-- start SOURCE MATERIAL --

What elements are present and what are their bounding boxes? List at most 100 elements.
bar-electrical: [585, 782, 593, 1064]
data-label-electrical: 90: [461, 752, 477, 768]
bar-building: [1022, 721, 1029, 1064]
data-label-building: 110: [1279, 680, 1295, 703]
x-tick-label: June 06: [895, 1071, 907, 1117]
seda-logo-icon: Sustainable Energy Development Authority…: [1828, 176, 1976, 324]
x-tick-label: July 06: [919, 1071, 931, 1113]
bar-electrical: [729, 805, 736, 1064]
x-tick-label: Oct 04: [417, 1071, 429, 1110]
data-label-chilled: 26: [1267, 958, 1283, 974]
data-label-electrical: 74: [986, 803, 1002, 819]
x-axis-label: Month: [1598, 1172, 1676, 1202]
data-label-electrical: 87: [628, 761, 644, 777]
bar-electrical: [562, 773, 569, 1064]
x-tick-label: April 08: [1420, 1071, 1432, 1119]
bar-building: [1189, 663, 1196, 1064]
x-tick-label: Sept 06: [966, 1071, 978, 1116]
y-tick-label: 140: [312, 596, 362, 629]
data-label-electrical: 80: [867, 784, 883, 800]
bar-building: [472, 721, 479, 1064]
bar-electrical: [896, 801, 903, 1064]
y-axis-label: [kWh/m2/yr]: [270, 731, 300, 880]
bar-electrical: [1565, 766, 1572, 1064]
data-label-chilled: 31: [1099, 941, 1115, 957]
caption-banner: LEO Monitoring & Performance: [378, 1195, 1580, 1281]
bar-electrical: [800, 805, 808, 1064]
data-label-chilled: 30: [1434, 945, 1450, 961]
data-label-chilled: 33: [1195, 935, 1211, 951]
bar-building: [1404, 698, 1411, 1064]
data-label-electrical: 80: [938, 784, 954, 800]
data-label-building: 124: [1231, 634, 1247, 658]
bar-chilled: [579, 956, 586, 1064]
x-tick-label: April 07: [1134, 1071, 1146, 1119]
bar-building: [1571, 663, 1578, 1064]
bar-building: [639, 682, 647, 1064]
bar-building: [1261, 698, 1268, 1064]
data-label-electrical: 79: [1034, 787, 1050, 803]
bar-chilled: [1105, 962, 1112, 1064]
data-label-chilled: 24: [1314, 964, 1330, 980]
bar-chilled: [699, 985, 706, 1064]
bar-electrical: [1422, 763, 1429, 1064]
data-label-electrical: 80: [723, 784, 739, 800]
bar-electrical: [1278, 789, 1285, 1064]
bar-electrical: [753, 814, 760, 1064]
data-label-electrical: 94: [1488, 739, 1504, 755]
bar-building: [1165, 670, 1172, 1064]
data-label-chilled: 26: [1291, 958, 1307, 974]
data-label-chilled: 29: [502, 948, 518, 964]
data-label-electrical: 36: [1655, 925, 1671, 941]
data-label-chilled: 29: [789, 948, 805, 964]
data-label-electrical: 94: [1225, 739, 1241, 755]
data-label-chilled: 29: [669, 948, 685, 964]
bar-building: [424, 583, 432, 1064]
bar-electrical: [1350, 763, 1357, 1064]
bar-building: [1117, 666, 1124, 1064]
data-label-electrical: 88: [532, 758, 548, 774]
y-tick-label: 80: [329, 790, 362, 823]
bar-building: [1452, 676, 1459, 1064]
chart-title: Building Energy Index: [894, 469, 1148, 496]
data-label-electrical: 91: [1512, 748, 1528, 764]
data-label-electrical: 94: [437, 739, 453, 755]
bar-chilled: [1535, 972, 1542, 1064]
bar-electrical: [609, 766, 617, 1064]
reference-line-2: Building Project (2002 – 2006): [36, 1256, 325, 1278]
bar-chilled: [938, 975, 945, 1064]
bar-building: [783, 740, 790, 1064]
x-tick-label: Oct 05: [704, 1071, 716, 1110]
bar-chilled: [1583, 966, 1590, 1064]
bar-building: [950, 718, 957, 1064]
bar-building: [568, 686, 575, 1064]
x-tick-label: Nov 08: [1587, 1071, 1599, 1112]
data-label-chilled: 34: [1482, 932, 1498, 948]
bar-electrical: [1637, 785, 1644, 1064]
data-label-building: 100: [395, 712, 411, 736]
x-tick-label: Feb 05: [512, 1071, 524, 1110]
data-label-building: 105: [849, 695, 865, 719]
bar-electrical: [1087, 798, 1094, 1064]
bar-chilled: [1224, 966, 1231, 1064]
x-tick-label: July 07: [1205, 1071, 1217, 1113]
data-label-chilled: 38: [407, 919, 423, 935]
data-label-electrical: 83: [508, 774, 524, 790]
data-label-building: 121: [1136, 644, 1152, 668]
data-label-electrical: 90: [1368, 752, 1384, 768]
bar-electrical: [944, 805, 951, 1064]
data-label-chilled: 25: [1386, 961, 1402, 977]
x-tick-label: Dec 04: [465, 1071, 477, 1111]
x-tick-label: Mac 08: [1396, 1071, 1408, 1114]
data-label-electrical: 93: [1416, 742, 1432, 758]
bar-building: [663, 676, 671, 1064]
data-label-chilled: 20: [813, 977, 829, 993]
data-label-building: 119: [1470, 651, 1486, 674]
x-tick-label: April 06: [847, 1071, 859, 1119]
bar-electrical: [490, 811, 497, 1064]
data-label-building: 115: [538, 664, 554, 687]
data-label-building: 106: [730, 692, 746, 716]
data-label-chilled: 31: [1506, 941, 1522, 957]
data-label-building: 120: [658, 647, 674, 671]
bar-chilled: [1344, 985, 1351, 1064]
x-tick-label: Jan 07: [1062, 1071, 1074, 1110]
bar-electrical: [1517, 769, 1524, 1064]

-- end SOURCE MATERIAL --

WORK TO COMPLETE - Update the records above by changing every "bar-building" to "bar-whole-building" and leaving everything else as it is.

OUTPUT OF THE TASK -
What elements are present and what are their bounding boxes? List at most 100 elements.
bar-electrical: [585, 782, 593, 1064]
data-label-electrical: 90: [461, 752, 477, 768]
bar-whole-building: [1022, 721, 1029, 1064]
data-label-building: 110: [1279, 680, 1295, 703]
x-tick-label: June 06: [895, 1071, 907, 1117]
seda-logo-icon: Sustainable Energy Development Authority…: [1828, 176, 1976, 324]
x-tick-label: July 06: [919, 1071, 931, 1113]
bar-electrical: [729, 805, 736, 1064]
x-tick-label: Oct 04: [417, 1071, 429, 1110]
data-label-chilled: 26: [1267, 958, 1283, 974]
data-label-electrical: 74: [986, 803, 1002, 819]
x-axis-label: Month: [1598, 1172, 1676, 1202]
data-label-electrical: 87: [628, 761, 644, 777]
bar-electrical: [562, 773, 569, 1064]
x-tick-label: April 08: [1420, 1071, 1432, 1119]
bar-whole-building: [1189, 663, 1196, 1064]
x-tick-label: Sept 06: [966, 1071, 978, 1116]
y-tick-label: 140: [312, 596, 362, 629]
data-label-electrical: 80: [867, 784, 883, 800]
bar-whole-building: [472, 721, 479, 1064]
bar-electrical: [896, 801, 903, 1064]
y-axis-label: [kWh/m2/yr]: [270, 731, 300, 880]
bar-electrical: [1565, 766, 1572, 1064]
data-label-chilled: 31: [1099, 941, 1115, 957]
caption-banner: LEO Monitoring & Performance: [378, 1195, 1580, 1281]
bar-electrical: [800, 805, 808, 1064]
data-label-chilled: 30: [1434, 945, 1450, 961]
data-label-chilled: 33: [1195, 935, 1211, 951]
bar-whole-building: [1404, 698, 1411, 1064]
data-label-electrical: 80: [938, 784, 954, 800]
data-label-building: 124: [1231, 634, 1247, 658]
bar-chilled: [579, 956, 586, 1064]
x-tick-label: April 07: [1134, 1071, 1146, 1119]
bar-whole-building: [1571, 663, 1578, 1064]
bar-whole-building: [639, 682, 647, 1064]
bar-whole-building: [1261, 698, 1268, 1064]
data-label-electrical: 79: [1034, 787, 1050, 803]
bar-chilled: [1105, 962, 1112, 1064]
data-label-chilled: 24: [1314, 964, 1330, 980]
bar-chilled: [699, 985, 706, 1064]
bar-electrical: [1422, 763, 1429, 1064]
data-label-electrical: 80: [723, 784, 739, 800]
bar-electrical: [1278, 789, 1285, 1064]
bar-electrical: [753, 814, 760, 1064]
data-label-electrical: 94: [1488, 739, 1504, 755]
bar-whole-building: [1165, 670, 1172, 1064]
data-label-chilled: 26: [1291, 958, 1307, 974]
data-label-chilled: 29: [502, 948, 518, 964]
data-label-electrical: 36: [1655, 925, 1671, 941]
data-label-chilled: 29: [789, 948, 805, 964]
data-label-electrical: 94: [1225, 739, 1241, 755]
data-label-chilled: 29: [669, 948, 685, 964]
bar-whole-building: [424, 583, 432, 1064]
bar-electrical: [1350, 763, 1357, 1064]
bar-whole-building: [1117, 666, 1124, 1064]
data-label-electrical: 88: [532, 758, 548, 774]
y-tick-label: 80: [329, 790, 362, 823]
bar-whole-building: [1452, 676, 1459, 1064]
chart-title: Building Energy Index: [894, 469, 1148, 496]
data-label-electrical: 91: [1512, 748, 1528, 764]
data-label-electrical: 94: [437, 739, 453, 755]
bar-chilled: [1535, 972, 1542, 1064]
bar-electrical: [609, 766, 617, 1064]
reference-line-2: Building Project (2002 – 2006): [36, 1256, 325, 1278]
bar-chilled: [938, 975, 945, 1064]
bar-whole-building: [783, 740, 790, 1064]
x-tick-label: Oct 05: [704, 1071, 716, 1110]
bar-chilled: [1583, 966, 1590, 1064]
bar-whole-building: [950, 718, 957, 1064]
bar-whole-building: [568, 686, 575, 1064]
x-tick-label: Nov 08: [1587, 1071, 1599, 1112]
data-label-chilled: 34: [1482, 932, 1498, 948]
bar-electrical: [1637, 785, 1644, 1064]
data-label-building: 100: [395, 712, 411, 736]
x-tick-label: Feb 05: [512, 1071, 524, 1110]
data-label-building: 105: [849, 695, 865, 719]
bar-electrical: [1087, 798, 1094, 1064]
bar-chilled: [1224, 966, 1231, 1064]
x-tick-label: July 07: [1205, 1071, 1217, 1113]
data-label-chilled: 38: [407, 919, 423, 935]
data-label-electrical: 83: [508, 774, 524, 790]
data-label-building: 121: [1136, 644, 1152, 668]
data-label-electrical: 90: [1368, 752, 1384, 768]
bar-electrical: [944, 805, 951, 1064]
data-label-chilled: 25: [1386, 961, 1402, 977]
x-tick-label: Dec 04: [465, 1071, 477, 1111]
x-tick-label: Mac 08: [1396, 1071, 1408, 1114]
data-label-electrical: 93: [1416, 742, 1432, 758]
bar-whole-building: [663, 676, 671, 1064]
data-label-chilled: 20: [813, 977, 829, 993]
data-label-building: 119: [1470, 651, 1486, 674]
x-tick-label: April 06: [847, 1071, 859, 1119]
bar-electrical: [490, 811, 497, 1064]
data-label-building: 115: [538, 664, 554, 687]
data-label-building: 106: [730, 692, 746, 716]
data-label-chilled: 31: [1506, 941, 1522, 957]
data-label-building: 120: [658, 647, 674, 671]
bar-chilled: [1344, 985, 1351, 1064]
x-tick-label: Jan 07: [1062, 1071, 1074, 1110]
bar-electrical: [1517, 769, 1524, 1064]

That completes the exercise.